Prompt. Write out all lines holding the word "本文テキストです".

Data shown.
* Start *

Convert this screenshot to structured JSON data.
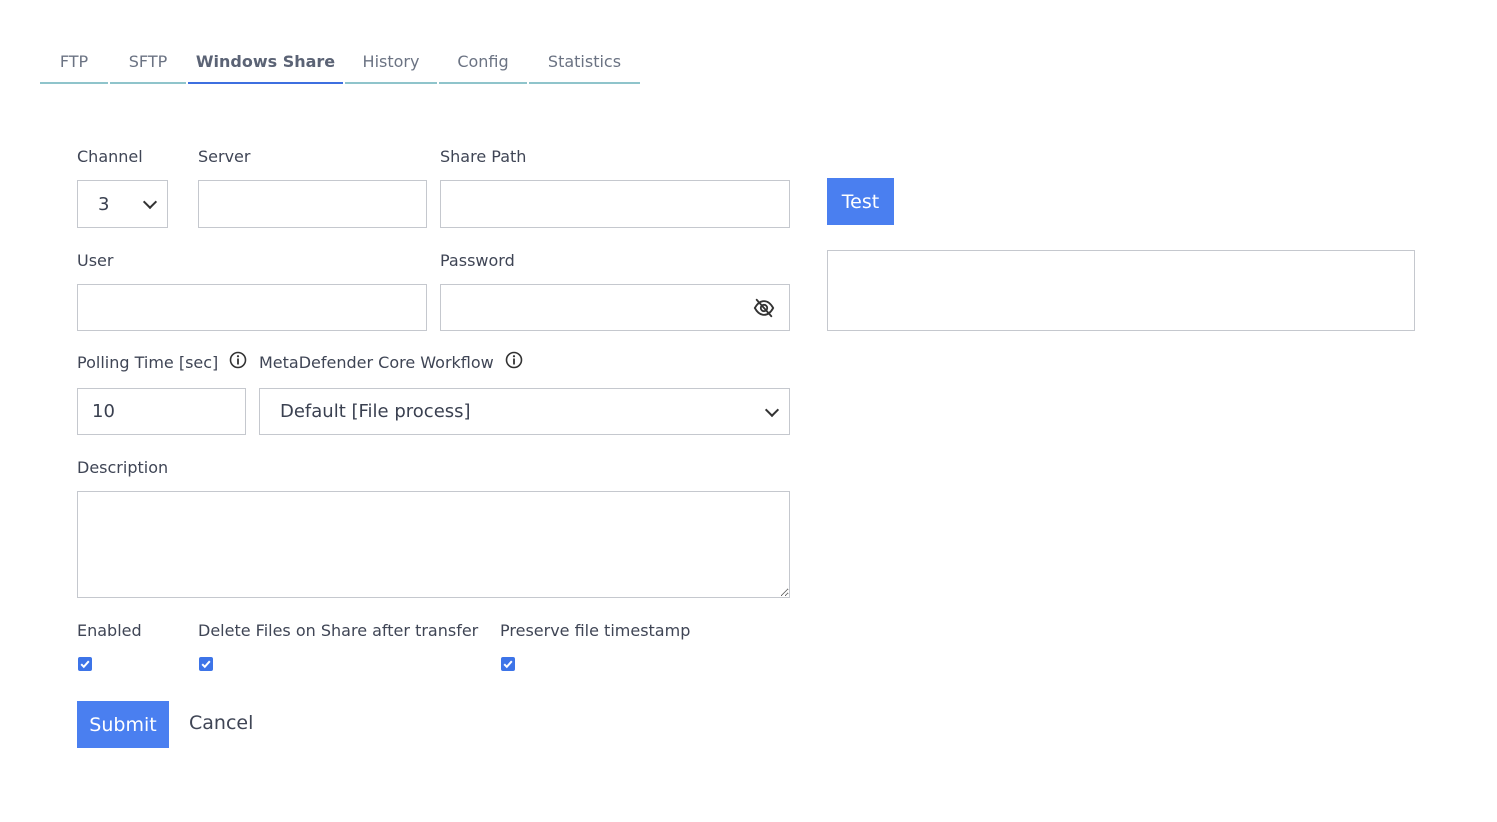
{
  "tabs": [
    {
      "label": "FTP"
    },
    {
      "label": "SFTP"
    },
    {
      "label": "Windows Share"
    },
    {
      "label": "History"
    },
    {
      "label": "Config"
    },
    {
      "label": "Statistics"
    }
  ],
  "active_tab": "Windows Share",
  "form": {
    "channel_label": "Channel",
    "channel_value": "3",
    "server_label": "Server",
    "server_value": "",
    "share_path_label": "Share Path",
    "share_path_value": "",
    "test_button": "Test",
    "test_result": "",
    "user_label": "User",
    "user_value": "",
    "password_label": "Password",
    "password_value": "",
    "polling_label": "Polling Time [sec]",
    "polling_value": "10",
    "workflow_label": "MetaDefender Core Workflow",
    "workflow_value": "Default [File process]",
    "description_label": "Description",
    "description_value": "",
    "enabled_label": "Enabled",
    "enabled_checked": true,
    "delete_label": "Delete Files on Share after transfer",
    "delete_checked": true,
    "preserve_label": "Preserve file timestamp",
    "preserve_checked": true,
    "submit_button": "Submit",
    "cancel_button": "Cancel"
  },
  "icons": {
    "password_toggle": "eye-slash-icon",
    "info": "info-circle-icon",
    "dropdown": "chevron-down-icon",
    "check": "checkmark-icon"
  },
  "colors": {
    "accent": "#4a7ff0",
    "tab_underline": "#8fc4cb",
    "tab_active_underline": "#3d6fe0"
  }
}
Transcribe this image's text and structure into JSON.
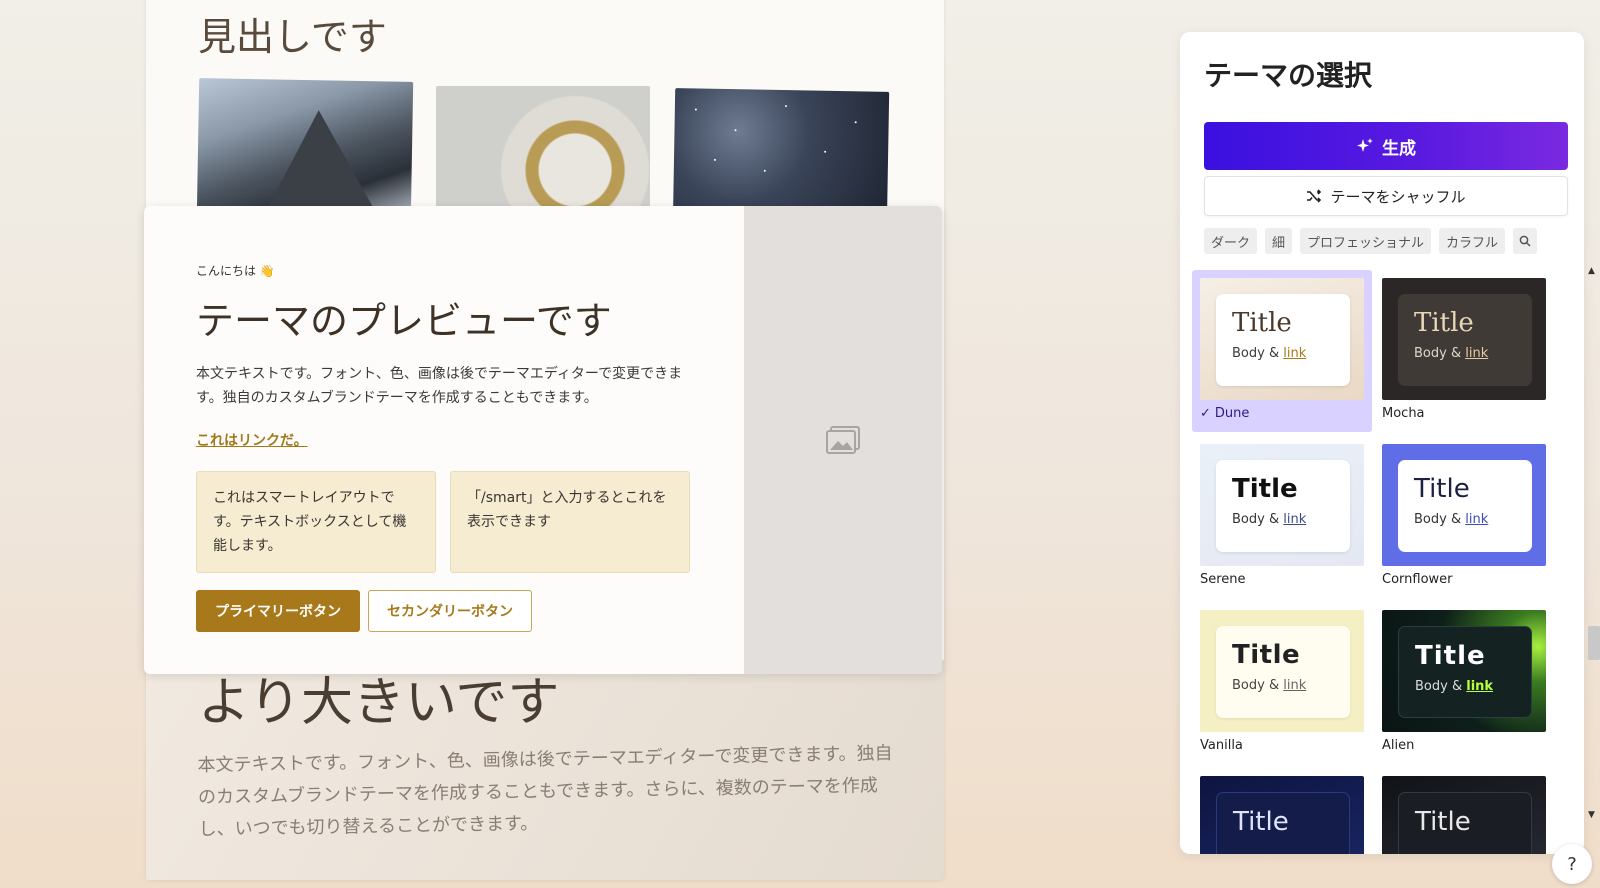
{
  "background_slide": {
    "heading": "見出しです",
    "lower_heading": "より大きいです",
    "lower_body": "本文テキストです。フォント、色、画像は後でテーマエディターで変更できます。独自のカスタムブランドテーマを作成することもできます。さらに、複数のテーマを作成し、いつでも切り替えることができます。"
  },
  "preview": {
    "greeting": "こんにちは 👋",
    "title": "テーマのプレビューです",
    "body": "本文テキストです。フォント、色、画像は後でテーマエディターで変更できます。独自のカスタムブランドテーマを作成することもできます。",
    "link": "これはリンクだ。",
    "smart_box_1": "これはスマートレイアウトです。テキストボックスとして機能します。",
    "smart_box_2": "「/smart」と入力するとこれを表示できます",
    "primary_button": "プライマリーボタン",
    "secondary_button": "セカンダリーボタン",
    "accent_color": "#a8791a"
  },
  "panel": {
    "title": "テーマの選択",
    "generate_button": "生成",
    "shuffle_button": "テーマをシャッフル",
    "filters": [
      "ダーク",
      "細",
      "プロフェッショナル",
      "カラフル"
    ],
    "themes": [
      {
        "name": "Dune",
        "title": "Title",
        "body": "Body &",
        "link": "link",
        "selected": true
      },
      {
        "name": "Mocha",
        "title": "Title",
        "body": "Body &",
        "link": "link",
        "selected": false
      },
      {
        "name": "Serene",
        "title": "Title",
        "body": "Body &",
        "link": "link",
        "selected": false
      },
      {
        "name": "Cornflower",
        "title": "Title",
        "body": "Body &",
        "link": "link",
        "selected": false
      },
      {
        "name": "Vanilla",
        "title": "Title",
        "body": "Body &",
        "link": "link",
        "selected": false
      },
      {
        "name": "Alien",
        "title": "Title",
        "body": "Body &",
        "link": "link",
        "selected": false
      },
      {
        "name": "",
        "title": "Title",
        "body": "",
        "link": "",
        "selected": false
      },
      {
        "name": "",
        "title": "Title",
        "body": "",
        "link": "",
        "selected": false
      }
    ]
  },
  "help_button": "?"
}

* End *

Exercise response.
    "lower_body": "本文テキストです。フォント、色、画像は後でテーマエディターで変更できます。独自のカスタムブランドテーマを作成することもできます。さらに、複数のテーマを作成し、いつでも切り替えることができます。"
    "body": "本文テキストです。フォント、色、画像は後でテーマエディターで変更できます。独自のカスタムブランドテーマを作成することもできます。",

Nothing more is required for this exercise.